[Records about charts and figures]
■ ■ ■ ■ ■
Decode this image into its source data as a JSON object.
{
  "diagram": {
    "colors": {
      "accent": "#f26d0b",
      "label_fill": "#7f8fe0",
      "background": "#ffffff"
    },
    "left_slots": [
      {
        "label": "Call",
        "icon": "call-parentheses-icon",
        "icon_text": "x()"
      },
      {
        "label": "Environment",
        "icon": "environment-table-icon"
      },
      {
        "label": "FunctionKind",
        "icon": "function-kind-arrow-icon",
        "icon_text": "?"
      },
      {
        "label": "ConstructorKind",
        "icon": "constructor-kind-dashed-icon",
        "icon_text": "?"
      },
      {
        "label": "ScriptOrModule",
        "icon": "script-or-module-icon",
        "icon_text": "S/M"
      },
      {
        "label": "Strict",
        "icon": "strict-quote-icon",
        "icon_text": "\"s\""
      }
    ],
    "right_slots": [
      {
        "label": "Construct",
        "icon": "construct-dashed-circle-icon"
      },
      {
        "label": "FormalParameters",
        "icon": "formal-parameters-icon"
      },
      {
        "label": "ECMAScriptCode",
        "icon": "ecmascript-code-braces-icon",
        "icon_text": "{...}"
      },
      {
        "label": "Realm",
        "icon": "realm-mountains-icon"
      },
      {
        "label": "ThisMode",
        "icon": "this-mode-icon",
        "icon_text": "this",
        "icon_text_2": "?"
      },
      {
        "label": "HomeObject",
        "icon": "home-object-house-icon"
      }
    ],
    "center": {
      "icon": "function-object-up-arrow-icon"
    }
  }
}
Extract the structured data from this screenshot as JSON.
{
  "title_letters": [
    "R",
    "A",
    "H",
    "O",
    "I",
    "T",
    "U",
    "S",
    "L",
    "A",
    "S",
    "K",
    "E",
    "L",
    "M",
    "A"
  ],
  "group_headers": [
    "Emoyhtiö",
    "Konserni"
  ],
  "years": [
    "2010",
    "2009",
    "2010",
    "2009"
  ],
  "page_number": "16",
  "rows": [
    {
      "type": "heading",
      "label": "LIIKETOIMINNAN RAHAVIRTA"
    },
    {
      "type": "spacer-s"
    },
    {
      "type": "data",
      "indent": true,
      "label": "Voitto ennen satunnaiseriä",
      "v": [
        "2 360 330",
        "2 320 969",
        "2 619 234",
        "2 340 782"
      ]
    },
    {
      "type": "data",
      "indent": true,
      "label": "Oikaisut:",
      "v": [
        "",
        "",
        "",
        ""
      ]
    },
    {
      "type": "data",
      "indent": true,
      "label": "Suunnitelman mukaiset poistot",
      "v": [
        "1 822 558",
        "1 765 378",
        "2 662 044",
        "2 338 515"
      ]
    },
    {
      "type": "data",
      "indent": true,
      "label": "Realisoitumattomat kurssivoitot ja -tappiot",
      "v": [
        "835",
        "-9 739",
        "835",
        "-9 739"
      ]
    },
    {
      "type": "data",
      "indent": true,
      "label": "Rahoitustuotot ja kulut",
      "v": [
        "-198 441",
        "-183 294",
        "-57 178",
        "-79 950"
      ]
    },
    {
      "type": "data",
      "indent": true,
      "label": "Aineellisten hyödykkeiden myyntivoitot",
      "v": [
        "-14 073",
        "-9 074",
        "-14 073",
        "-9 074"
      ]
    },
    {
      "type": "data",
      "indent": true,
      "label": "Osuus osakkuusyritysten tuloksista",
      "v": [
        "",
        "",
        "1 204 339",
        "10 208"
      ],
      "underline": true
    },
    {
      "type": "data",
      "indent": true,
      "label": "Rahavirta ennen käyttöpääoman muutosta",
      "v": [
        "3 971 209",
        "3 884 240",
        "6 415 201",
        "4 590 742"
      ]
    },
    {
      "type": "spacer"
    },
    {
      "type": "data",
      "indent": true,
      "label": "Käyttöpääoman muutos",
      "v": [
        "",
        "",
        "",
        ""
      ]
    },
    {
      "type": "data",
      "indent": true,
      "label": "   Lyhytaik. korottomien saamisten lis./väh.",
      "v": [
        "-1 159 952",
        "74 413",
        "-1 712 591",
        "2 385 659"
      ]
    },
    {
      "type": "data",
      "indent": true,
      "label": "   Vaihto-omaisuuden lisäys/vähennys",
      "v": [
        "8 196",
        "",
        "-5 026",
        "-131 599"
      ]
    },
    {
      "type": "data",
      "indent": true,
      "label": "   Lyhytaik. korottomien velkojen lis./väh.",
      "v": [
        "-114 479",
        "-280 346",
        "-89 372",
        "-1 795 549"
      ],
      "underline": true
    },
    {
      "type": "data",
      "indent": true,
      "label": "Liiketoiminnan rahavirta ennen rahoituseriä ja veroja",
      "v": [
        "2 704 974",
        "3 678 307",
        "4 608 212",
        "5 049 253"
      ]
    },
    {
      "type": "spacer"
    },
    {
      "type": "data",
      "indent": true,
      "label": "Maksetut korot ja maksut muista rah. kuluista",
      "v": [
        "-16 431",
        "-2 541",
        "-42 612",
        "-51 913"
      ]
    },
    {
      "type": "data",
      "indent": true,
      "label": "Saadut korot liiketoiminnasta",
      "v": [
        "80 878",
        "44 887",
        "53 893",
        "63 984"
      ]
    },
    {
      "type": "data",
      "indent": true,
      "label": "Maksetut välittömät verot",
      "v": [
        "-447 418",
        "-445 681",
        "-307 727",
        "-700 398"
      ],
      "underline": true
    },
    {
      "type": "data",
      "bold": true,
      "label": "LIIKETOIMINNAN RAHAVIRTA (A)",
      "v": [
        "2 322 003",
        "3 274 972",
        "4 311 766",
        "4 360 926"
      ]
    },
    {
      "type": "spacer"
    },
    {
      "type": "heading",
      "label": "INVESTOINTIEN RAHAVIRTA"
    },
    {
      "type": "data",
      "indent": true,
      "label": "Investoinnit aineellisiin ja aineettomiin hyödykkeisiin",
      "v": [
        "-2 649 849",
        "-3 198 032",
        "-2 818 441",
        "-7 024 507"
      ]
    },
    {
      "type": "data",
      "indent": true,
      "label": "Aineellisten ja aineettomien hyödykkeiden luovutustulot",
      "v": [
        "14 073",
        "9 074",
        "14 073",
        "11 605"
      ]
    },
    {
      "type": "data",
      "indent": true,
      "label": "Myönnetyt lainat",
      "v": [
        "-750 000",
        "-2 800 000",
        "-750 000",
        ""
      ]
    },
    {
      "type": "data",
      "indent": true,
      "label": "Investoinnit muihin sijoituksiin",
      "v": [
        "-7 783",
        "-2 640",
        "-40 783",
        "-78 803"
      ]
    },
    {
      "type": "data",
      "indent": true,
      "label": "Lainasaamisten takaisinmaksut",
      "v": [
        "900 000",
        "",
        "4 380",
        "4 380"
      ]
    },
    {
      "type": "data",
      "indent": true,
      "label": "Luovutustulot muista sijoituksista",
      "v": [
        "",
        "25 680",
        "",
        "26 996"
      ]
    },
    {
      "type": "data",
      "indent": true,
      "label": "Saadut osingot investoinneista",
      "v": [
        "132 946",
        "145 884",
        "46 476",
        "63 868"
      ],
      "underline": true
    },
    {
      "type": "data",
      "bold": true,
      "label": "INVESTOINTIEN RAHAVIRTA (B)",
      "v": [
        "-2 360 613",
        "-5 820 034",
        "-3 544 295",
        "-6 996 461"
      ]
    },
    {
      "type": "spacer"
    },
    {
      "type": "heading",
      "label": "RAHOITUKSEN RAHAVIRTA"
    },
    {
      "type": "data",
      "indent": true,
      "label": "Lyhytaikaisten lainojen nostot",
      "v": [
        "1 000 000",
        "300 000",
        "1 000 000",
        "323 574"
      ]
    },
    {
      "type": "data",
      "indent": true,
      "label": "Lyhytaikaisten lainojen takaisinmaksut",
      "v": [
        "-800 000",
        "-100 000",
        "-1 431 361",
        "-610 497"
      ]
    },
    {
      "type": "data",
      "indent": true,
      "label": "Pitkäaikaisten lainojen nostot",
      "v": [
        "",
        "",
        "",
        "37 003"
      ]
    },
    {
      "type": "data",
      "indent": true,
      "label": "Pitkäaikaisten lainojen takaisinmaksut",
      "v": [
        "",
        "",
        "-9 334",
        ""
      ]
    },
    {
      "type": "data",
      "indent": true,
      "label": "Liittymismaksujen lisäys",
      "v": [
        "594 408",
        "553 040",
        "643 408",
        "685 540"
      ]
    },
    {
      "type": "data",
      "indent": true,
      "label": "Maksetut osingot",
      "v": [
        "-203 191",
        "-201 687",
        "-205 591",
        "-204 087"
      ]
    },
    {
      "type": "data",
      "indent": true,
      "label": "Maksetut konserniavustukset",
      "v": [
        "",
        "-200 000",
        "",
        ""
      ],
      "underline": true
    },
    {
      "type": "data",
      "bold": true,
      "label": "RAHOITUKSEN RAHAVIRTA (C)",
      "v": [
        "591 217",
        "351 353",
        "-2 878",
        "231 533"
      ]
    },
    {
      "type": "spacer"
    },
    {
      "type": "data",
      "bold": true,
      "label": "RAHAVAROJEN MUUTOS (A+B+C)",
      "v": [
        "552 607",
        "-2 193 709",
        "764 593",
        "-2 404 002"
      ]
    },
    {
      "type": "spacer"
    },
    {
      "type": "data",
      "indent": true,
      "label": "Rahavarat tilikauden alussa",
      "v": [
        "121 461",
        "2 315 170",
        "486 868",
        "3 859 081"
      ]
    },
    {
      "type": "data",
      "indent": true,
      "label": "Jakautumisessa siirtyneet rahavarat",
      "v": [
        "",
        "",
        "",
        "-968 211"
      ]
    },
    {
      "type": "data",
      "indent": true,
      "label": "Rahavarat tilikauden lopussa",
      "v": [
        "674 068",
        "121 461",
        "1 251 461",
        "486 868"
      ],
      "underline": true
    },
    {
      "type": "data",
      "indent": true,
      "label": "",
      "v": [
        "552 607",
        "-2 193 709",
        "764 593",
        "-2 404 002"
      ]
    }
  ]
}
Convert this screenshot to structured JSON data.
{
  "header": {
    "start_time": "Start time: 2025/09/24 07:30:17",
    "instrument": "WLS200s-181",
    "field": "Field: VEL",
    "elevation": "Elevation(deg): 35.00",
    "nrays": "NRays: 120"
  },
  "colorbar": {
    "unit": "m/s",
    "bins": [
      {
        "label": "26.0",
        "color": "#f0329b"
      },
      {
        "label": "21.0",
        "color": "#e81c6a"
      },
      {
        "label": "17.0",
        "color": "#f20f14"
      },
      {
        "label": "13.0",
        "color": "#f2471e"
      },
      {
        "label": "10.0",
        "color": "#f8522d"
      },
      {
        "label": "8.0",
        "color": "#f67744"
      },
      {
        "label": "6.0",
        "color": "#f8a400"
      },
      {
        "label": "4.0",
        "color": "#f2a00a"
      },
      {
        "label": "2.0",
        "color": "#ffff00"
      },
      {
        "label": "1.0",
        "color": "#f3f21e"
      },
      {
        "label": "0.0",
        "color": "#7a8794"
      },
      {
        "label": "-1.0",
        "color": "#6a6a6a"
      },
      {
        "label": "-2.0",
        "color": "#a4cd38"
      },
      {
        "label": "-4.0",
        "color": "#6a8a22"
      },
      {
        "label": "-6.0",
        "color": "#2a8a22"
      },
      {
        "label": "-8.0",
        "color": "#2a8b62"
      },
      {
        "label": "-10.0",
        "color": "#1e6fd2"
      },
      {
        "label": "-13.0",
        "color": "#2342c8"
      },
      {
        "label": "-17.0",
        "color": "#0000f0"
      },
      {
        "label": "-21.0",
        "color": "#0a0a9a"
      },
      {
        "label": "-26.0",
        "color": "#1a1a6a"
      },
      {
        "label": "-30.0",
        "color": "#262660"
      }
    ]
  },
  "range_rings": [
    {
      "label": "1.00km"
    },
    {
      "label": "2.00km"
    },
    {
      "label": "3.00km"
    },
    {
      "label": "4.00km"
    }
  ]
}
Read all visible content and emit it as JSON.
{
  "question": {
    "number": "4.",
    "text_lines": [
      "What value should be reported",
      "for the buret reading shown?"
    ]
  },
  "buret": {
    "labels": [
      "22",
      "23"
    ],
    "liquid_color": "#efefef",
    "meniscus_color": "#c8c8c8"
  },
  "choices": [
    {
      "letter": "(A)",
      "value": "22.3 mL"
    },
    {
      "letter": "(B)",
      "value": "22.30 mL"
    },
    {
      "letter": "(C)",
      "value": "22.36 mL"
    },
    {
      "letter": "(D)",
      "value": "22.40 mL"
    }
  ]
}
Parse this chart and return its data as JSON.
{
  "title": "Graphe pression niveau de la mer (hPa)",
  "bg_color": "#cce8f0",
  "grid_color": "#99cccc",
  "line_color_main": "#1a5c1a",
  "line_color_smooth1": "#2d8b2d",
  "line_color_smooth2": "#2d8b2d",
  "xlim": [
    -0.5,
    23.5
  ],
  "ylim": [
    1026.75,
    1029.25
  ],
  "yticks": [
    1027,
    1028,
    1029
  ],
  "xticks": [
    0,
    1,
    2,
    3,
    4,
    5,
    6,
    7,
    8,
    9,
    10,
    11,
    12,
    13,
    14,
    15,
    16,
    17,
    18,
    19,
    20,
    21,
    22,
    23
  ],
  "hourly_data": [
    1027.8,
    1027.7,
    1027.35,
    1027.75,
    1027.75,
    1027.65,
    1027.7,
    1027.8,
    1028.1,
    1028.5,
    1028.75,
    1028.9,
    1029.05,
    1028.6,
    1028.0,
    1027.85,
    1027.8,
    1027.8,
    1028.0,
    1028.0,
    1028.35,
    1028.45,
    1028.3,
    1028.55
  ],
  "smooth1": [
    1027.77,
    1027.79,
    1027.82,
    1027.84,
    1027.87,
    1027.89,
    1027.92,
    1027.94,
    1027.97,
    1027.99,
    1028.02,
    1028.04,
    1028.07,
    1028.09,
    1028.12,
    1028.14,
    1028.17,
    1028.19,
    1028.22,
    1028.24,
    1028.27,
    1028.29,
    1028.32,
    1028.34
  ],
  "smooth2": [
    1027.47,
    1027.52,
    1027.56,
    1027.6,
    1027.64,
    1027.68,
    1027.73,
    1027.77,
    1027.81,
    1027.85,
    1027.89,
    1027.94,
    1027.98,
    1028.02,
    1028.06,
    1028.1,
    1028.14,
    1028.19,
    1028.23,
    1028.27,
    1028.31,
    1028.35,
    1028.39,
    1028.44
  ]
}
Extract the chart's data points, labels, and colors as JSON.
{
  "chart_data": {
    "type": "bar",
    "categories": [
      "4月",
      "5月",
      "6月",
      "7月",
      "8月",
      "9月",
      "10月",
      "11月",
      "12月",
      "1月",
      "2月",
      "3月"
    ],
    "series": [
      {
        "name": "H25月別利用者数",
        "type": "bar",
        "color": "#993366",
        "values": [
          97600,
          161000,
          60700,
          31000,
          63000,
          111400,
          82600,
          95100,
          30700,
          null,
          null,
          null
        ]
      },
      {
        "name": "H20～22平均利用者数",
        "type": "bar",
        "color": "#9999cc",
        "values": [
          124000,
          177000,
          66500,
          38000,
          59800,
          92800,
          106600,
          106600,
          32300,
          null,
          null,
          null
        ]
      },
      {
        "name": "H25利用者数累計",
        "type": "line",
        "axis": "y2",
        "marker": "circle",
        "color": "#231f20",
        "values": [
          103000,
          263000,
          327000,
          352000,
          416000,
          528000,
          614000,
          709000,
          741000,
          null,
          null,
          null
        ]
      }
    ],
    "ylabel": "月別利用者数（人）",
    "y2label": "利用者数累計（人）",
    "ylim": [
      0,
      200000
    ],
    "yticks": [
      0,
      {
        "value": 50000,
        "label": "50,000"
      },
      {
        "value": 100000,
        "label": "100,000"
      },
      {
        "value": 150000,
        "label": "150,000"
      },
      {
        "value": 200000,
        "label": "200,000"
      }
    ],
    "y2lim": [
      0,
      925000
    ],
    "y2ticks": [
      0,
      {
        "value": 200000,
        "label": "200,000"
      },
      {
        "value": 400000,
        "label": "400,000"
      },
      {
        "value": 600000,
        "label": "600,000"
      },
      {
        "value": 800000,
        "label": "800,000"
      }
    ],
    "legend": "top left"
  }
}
■ ■ ■ ■ ■
Go through the entries and return each line where the word "ennen" appears.

      "label": "Voitto ennen satunnaiseriä",
      "label": "Rahavirta ennen käyttöpääoman muutosta",
      "label": "Liiketoiminnan rahavirta ennen rahoituseriä ja veroja",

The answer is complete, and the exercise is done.